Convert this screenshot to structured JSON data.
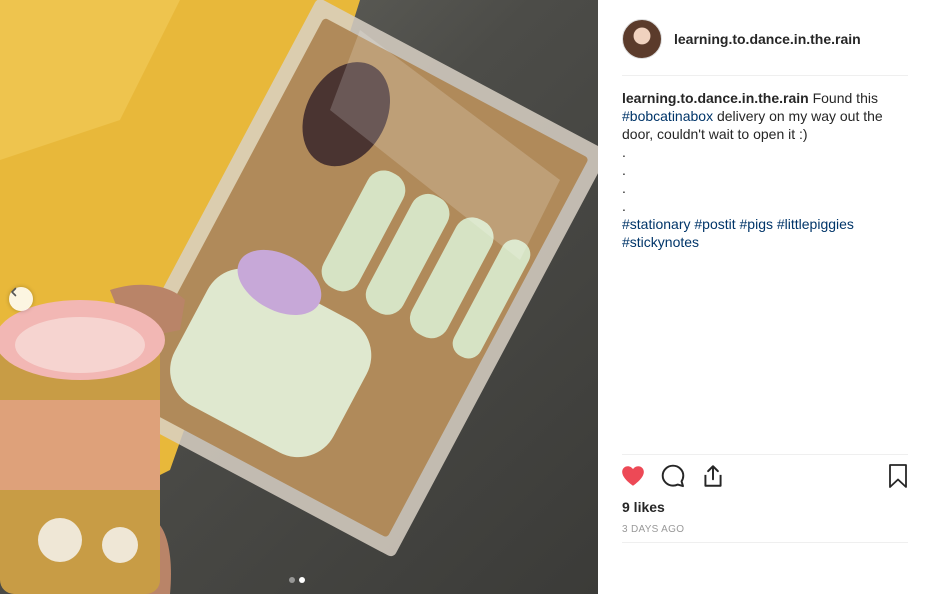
{
  "post": {
    "username": "learning.to.dance.in.the.rain",
    "caption": {
      "username": "learning.to.dance.in.the.rain",
      "text_before": " Found this ",
      "hashtag_1": "#bobcatinabox",
      "text_after": " delivery on my way out the door, couldn't wait to open it :)",
      "dots": [
        ".",
        ".",
        ".",
        "."
      ],
      "tags": [
        "#stationary",
        "#postit",
        "#pigs",
        "#littlepiggies",
        "#stickynotes"
      ]
    },
    "likes": "9 likes",
    "timestamp": "3 DAYS AGO"
  },
  "carousel": {
    "slide_count": 2,
    "active_index": 1
  },
  "colors": {
    "heart": "#ed4956",
    "hashtag": "#003569",
    "muted": "#999999",
    "border": "#efefef"
  },
  "icons": {
    "like": "heart-icon",
    "comment": "comment-icon",
    "share": "share-icon",
    "save": "bookmark-icon",
    "prev": "chevron-left-icon"
  }
}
*****
**AIM OF THE TASK**
Without the pictures, repeat the listing above exactly.

**EXERCISE SOLUTION**
Convert this screenshot to structured JSON data.
{
  "post": {
    "username": "learning.to.dance.in.the.rain",
    "caption": {
      "username": "learning.to.dance.in.the.rain",
      "text_before": " Found this ",
      "hashtag_1": "#bobcatinabox",
      "text_after": " delivery on my way out the door, couldn't wait to open it :)",
      "dots": [
        ".",
        ".",
        ".",
        "."
      ],
      "tags": [
        "#stationary",
        "#postit",
        "#pigs",
        "#littlepiggies",
        "#stickynotes"
      ]
    },
    "likes": "9 likes",
    "timestamp": "3 DAYS AGO"
  },
  "carousel": {
    "slide_count": 2,
    "active_index": 1
  },
  "colors": {
    "heart": "#ed4956",
    "hashtag": "#003569",
    "muted": "#999999",
    "border": "#efefef"
  },
  "icons": {
    "like": "heart-icon",
    "comment": "comment-icon",
    "share": "share-icon",
    "save": "bookmark-icon",
    "prev": "chevron-left-icon"
  }
}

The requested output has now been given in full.